YOUR TASK →
Pictures are not part of the copy; repeat everything else in the records exactly.

RECORDS SUPPLIED →
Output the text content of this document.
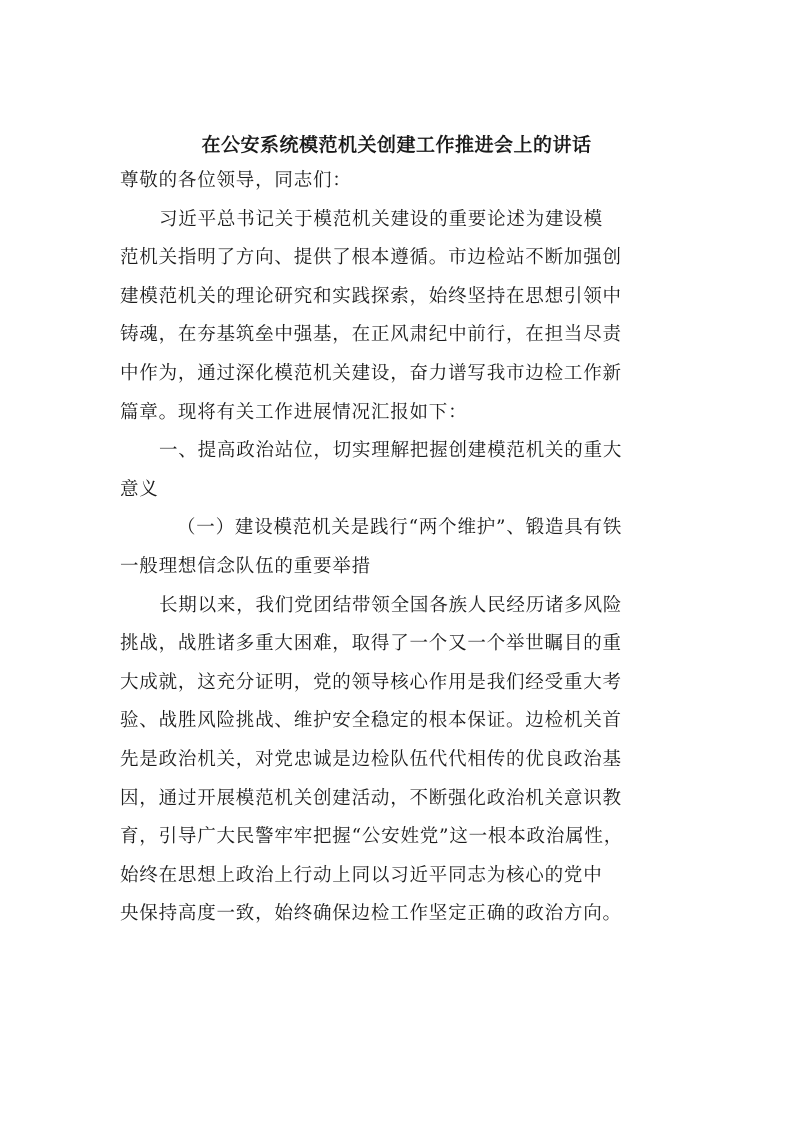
在公安系统模范机关创建工作推进会上的讲话
尊敬的各位领导，同志们：
习近平总书记关于模范机关建设的重要论述为建设模
范机关指明了方向、提供了根本遵循。市边检站不断加强创
建模范机关的理论研究和实践探索，始终坚持在思想引领中
铸魂，在夯基筑垒中强基，在正风肃纪中前行，在担当尽责
中作为，通过深化模范机关建设，奋力谱写我市边检工作新
篇章。现将有关工作进展情况汇报如下：
一、提高政治站位，切实理解把握创建模范机关的重大
意义
（一）建设模范机关是践行“两个维护”、锻造具有铁
一般理想信念队伍的重要举措
长期以来，我们党团结带领全国各族人民经历诸多风险
挑战，战胜诸多重大困难，取得了一个又一个举世瞩目的重
大成就，这充分证明，党的领导核心作用是我们经受重大考
验、战胜风险挑战、维护安全稳定的根本保证。边检机关首
先是政治机关，对党忠诚是边检队伍代代相传的优良政治基
因，通过开展模范机关创建活动，不断强化政治机关意识教
育，引导广大民警牢牢把握“公安姓党”这一根本政治属性，
始终在思想上政治上行动上同以习近平同志为核心的党中
央保持高度一致，始终确保边检工作坚定正确的政治方向。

COMPLETE RESPONSE →
Output the text content of this document.
在公安系统模范机关创建工作推进会上的讲话
尊敬的各位领导，同志们：
习近平总书记关于模范机关建设的重要论述为建设模
范机关指明了方向、提供了根本遵循。市边检站不断加强创
建模范机关的理论研究和实践探索，始终坚持在思想引领中
铸魂，在夯基筑垒中强基，在正风肃纪中前行，在担当尽责
中作为，通过深化模范机关建设，奋力谱写我市边检工作新
篇章。现将有关工作进展情况汇报如下：
一、提高政治站位，切实理解把握创建模范机关的重大
意义
（一）建设模范机关是践行“两个维护”、锻造具有铁
一般理想信念队伍的重要举措
长期以来，我们党团结带领全国各族人民经历诸多风险
挑战，战胜诸多重大困难，取得了一个又一个举世瞩目的重
大成就，这充分证明，党的领导核心作用是我们经受重大考
验、战胜风险挑战、维护安全稳定的根本保证。边检机关首
先是政治机关，对党忠诚是边检队伍代代相传的优良政治基
因，通过开展模范机关创建活动，不断强化政治机关意识教
育，引导广大民警牢牢把握“公安姓党”这一根本政治属性，
始终在思想上政治上行动上同以习近平同志为核心的党中
央保持高度一致，始终确保边检工作坚定正确的政治方向。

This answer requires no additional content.